▶ **Rows**
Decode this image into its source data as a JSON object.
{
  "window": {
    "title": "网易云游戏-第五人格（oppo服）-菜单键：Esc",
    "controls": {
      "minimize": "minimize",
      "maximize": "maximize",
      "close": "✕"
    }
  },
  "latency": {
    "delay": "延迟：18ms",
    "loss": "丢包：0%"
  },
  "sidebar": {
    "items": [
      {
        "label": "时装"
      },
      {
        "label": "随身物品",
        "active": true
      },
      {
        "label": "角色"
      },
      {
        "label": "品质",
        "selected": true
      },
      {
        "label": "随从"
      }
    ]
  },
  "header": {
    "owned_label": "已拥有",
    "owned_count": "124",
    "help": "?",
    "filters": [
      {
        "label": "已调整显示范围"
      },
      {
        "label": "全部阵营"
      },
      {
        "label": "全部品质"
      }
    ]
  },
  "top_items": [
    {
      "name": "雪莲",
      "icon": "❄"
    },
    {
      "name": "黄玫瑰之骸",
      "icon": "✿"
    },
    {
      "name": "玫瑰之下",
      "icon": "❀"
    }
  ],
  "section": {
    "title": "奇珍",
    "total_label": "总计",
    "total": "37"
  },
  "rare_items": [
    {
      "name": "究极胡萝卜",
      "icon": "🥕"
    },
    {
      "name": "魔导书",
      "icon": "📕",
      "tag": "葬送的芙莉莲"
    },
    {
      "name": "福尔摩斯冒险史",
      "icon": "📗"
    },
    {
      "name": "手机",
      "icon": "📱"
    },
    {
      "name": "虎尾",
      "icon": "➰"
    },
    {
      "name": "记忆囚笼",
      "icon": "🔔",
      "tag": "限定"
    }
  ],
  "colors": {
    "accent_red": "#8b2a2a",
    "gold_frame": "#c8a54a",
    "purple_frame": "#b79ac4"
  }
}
* * *
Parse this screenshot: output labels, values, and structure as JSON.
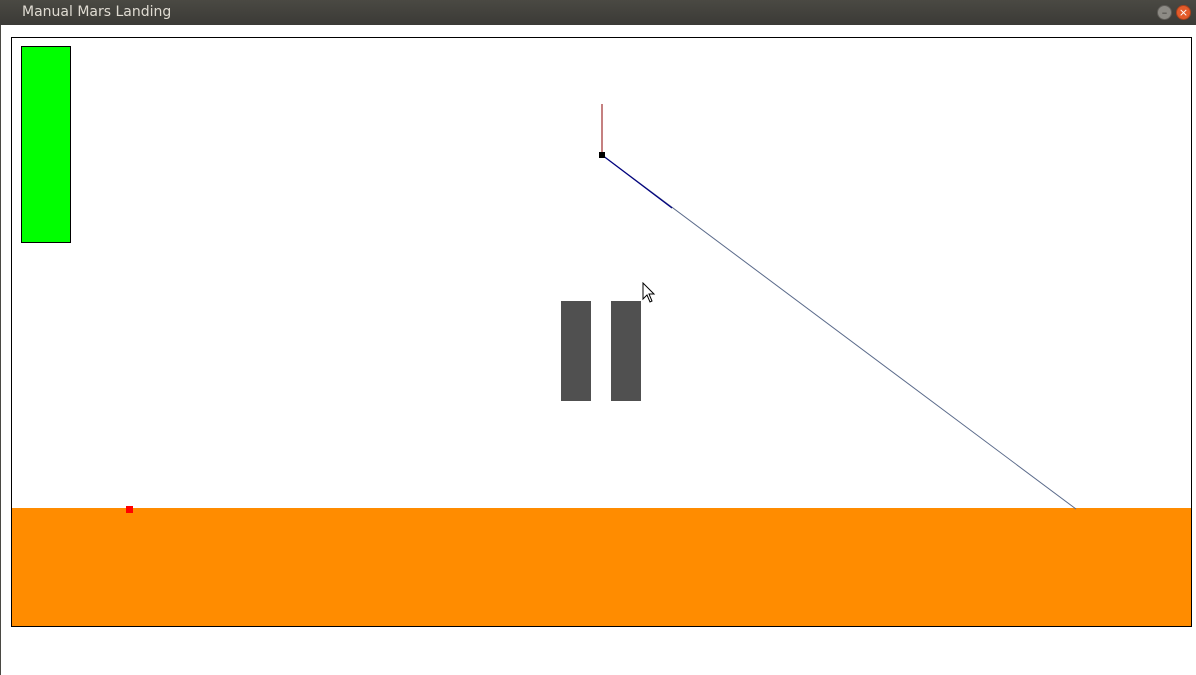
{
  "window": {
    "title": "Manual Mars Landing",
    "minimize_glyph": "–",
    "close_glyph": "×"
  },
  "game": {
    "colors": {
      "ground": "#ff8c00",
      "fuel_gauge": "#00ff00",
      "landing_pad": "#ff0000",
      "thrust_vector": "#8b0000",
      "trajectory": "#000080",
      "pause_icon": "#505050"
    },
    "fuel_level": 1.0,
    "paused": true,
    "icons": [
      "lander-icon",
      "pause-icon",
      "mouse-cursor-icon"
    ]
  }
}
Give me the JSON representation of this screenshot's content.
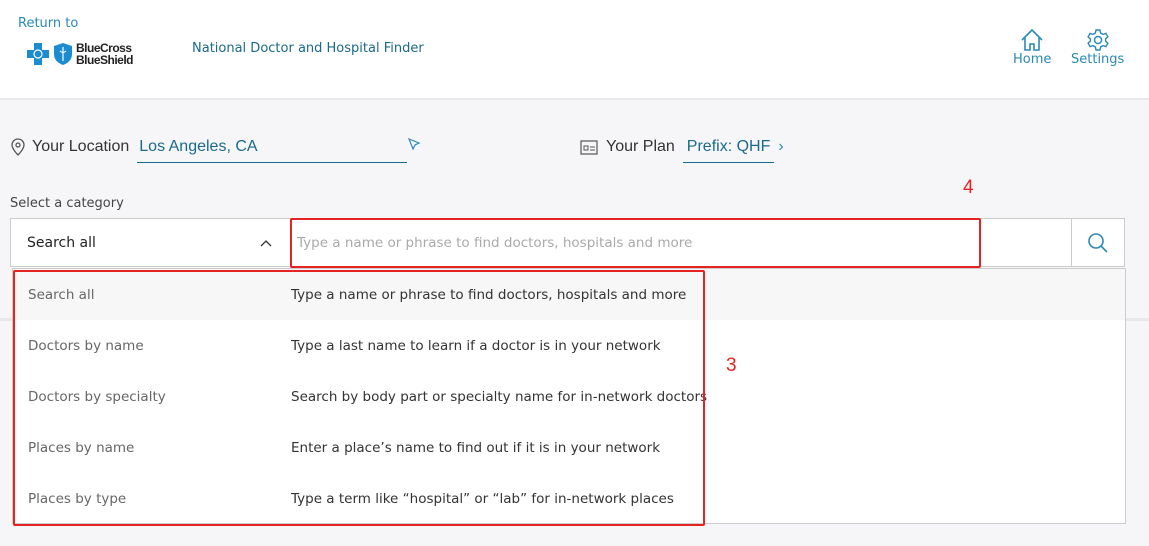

▶ **Exercise task**
Leave the pictures out, then copy word for word only the lines from the one containing "Parse this screenshot: output" through the one containing "Give me the", both included.

▶ **Exercise answer**
Parse this screenshot: output labels, values, and structure as JSON.
{
  "window": {
    "title": "Manual Mars Landing",
    "minimize_glyph": "–",
    "close_glyph": "×"
  },
  "game": {
    "colors": {
      "ground": "#ff8c00",
      "fuel_gauge": "#00ff00",
      "landing_pad": "#ff0000",
      "thrust_vector": "#8b0000",
      "trajectory": "#000080",
      "pause_icon": "#505050"
    },
    "fuel_level": 1.0,
    "paused": true,
    "icons": [
      "lander-icon",
      "pause-icon",
      "mouse-cursor-icon"
    ]
  }
}
Give me the JSON representation of this screenshot's content.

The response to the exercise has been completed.